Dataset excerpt
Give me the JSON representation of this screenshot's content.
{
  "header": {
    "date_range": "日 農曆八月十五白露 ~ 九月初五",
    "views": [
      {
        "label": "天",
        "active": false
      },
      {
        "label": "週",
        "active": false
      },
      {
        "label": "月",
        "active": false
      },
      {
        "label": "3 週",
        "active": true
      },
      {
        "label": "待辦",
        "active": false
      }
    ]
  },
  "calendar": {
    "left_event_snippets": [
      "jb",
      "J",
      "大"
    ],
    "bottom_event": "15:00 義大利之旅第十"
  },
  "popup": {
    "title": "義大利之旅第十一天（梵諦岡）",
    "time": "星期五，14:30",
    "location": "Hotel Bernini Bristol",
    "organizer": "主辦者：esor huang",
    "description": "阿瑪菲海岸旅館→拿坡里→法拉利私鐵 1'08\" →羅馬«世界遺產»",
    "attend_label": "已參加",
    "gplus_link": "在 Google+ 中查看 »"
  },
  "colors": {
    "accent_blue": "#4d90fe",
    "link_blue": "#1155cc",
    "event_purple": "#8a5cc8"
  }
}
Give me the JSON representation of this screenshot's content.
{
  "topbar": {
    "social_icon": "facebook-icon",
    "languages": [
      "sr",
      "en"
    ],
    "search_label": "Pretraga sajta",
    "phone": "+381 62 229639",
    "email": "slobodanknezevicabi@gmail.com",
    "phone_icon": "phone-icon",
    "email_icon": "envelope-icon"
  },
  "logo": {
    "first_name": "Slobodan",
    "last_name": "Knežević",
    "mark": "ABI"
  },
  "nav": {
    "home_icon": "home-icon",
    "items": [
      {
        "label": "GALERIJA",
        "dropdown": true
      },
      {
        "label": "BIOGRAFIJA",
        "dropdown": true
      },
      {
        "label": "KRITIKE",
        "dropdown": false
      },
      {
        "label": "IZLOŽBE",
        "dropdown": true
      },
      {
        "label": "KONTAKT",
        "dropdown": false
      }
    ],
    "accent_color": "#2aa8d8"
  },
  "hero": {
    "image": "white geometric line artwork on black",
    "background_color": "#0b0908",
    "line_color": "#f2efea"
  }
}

Exercise goal. Every entry must be quoted exactly as it appears above.

Exercise output.
Give me the JSON representation of this screenshot's content.
{
  "header": {
    "date_range": "日 農曆八月十五白露 ~ 九月初五",
    "views": [
      {
        "label": "天",
        "active": false
      },
      {
        "label": "週",
        "active": false
      },
      {
        "label": "月",
        "active": false
      },
      {
        "label": "3 週",
        "active": true
      },
      {
        "label": "待辦",
        "active": false
      }
    ]
  },
  "calendar": {
    "left_event_snippets": [
      "jb",
      "J",
      "大"
    ],
    "bottom_event": "15:00 義大利之旅第十"
  },
  "popup": {
    "title": "義大利之旅第十一天（梵諦岡）",
    "time": "星期五，14:30",
    "location": "Hotel Bernini Bristol",
    "organizer": "主辦者：esor huang",
    "description": "阿瑪菲海岸旅館→拿坡里→法拉利私鐵 1'08\" →羅馬«世界遺產»",
    "attend_label": "已參加",
    "gplus_link": "在 Google+ 中查看 »"
  },
  "colors": {
    "accent_blue": "#4d90fe",
    "link_blue": "#1155cc",
    "event_purple": "#8a5cc8"
  }
}
Give me the JSON representation of this screenshot's content.
{
  "topbar": {
    "social_icon": "facebook-icon",
    "languages": [
      "sr",
      "en"
    ],
    "search_label": "Pretraga sajta",
    "phone": "+381 62 229639",
    "email": "slobodanknezevicabi@gmail.com",
    "phone_icon": "phone-icon",
    "email_icon": "envelope-icon"
  },
  "logo": {
    "first_name": "Slobodan",
    "last_name": "Knežević",
    "mark": "ABI"
  },
  "nav": {
    "home_icon": "home-icon",
    "items": [
      {
        "label": "GALERIJA",
        "dropdown": true
      },
      {
        "label": "BIOGRAFIJA",
        "dropdown": true
      },
      {
        "label": "KRITIKE",
        "dropdown": false
      },
      {
        "label": "IZLOŽBE",
        "dropdown": true
      },
      {
        "label": "KONTAKT",
        "dropdown": false
      }
    ],
    "accent_color": "#2aa8d8"
  },
  "hero": {
    "image": "white geometric line artwork on black",
    "background_color": "#0b0908",
    "line_color": "#f2efea"
  }
}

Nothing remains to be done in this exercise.